GIVEN PROBLEM
Please print the material below unchanged, keeping every line and character as it appears.
# Start of DATASET EXCERPTS
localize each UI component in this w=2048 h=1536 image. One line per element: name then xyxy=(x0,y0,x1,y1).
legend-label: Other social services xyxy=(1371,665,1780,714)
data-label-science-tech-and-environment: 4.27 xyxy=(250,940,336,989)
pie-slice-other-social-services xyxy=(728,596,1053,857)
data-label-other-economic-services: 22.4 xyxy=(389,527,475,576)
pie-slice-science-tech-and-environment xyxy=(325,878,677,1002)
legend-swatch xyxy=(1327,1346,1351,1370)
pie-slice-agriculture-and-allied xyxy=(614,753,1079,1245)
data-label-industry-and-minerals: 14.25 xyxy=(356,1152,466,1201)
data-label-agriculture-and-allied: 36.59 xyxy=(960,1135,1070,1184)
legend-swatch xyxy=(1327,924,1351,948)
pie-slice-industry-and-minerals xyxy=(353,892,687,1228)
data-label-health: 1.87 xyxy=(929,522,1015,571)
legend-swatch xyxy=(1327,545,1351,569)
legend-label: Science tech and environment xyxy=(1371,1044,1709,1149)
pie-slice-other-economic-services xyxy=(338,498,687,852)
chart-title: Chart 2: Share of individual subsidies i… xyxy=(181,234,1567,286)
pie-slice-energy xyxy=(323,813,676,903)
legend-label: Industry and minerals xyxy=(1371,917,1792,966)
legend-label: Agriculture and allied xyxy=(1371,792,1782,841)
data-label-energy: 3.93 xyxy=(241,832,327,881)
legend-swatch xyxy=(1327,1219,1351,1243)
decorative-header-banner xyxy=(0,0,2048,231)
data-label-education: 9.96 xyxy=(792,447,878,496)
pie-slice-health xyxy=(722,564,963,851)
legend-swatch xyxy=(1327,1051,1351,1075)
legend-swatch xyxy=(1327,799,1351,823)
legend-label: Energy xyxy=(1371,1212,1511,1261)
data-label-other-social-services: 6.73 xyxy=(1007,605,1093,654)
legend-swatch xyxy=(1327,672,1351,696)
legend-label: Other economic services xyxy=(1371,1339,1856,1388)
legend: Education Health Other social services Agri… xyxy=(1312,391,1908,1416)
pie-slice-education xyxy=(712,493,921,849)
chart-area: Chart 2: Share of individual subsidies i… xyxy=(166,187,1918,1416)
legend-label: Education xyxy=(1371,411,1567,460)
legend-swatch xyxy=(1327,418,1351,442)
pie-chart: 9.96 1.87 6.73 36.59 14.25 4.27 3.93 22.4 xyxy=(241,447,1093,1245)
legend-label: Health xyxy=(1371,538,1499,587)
# End of DATASET EXCERPTS
ANSWER TO THE TASK
localize each UI component in this w=2048 h=1536 image. One line per element: name then xyxy=(x0,y0,x1,y1).
legend-label: Other social services xyxy=(1371,665,1780,714)
data-label-science-tech-and-environment: 4.27 xyxy=(250,940,336,989)
pie-slice-other-social-services xyxy=(728,596,1053,857)
data-label-other-economic-services: 22.4 xyxy=(389,527,475,576)
pie-slice-science-tech-and-environment xyxy=(325,878,677,1002)
legend-swatch xyxy=(1327,1346,1351,1370)
pie-slice-agriculture-and-allied xyxy=(614,753,1079,1245)
data-label-industry-and-minerals: 14.25 xyxy=(356,1152,466,1201)
data-label-agriculture-and-allied: 36.59 xyxy=(960,1135,1070,1184)
legend-swatch xyxy=(1327,924,1351,948)
pie-slice-industry-and-minerals xyxy=(353,892,687,1228)
data-label-health: 1.87 xyxy=(929,522,1015,571)
legend-swatch xyxy=(1327,545,1351,569)
legend-label: Science tech and environment xyxy=(1371,1044,1709,1149)
pie-slice-other-economic-services xyxy=(338,498,687,852)
chart-title: Chart 2: Share of individual subsidies i… xyxy=(181,234,1567,286)
pie-slice-energy xyxy=(323,813,676,903)
legend-label: Industry and minerals xyxy=(1371,917,1792,966)
legend-label: Agriculture and allied xyxy=(1371,792,1782,841)
data-label-energy: 3.93 xyxy=(241,832,327,881)
legend-swatch xyxy=(1327,1219,1351,1243)
decorative-header-banner xyxy=(0,0,2048,231)
data-label-education: 9.96 xyxy=(792,447,878,496)
pie-slice-health xyxy=(722,564,963,851)
legend-swatch xyxy=(1327,1051,1351,1075)
legend-swatch xyxy=(1327,799,1351,823)
legend-label: Energy xyxy=(1371,1212,1511,1261)
data-label-other-social-services: 6.73 xyxy=(1007,605,1093,654)
legend-swatch xyxy=(1327,672,1351,696)
legend-label: Other economic services xyxy=(1371,1339,1856,1388)
legend: Education Health Other social services Agri… xyxy=(1312,391,1908,1416)
pie-slice-education xyxy=(712,493,921,849)
chart-area: Chart 2: Share of individual subsidies i… xyxy=(166,187,1918,1416)
legend-label: Education xyxy=(1371,411,1567,460)
legend-swatch xyxy=(1327,418,1351,442)
pie-chart: 9.96 1.87 6.73 36.59 14.25 4.27 3.93 22.4 xyxy=(241,447,1093,1245)
legend-label: Health xyxy=(1371,538,1499,587)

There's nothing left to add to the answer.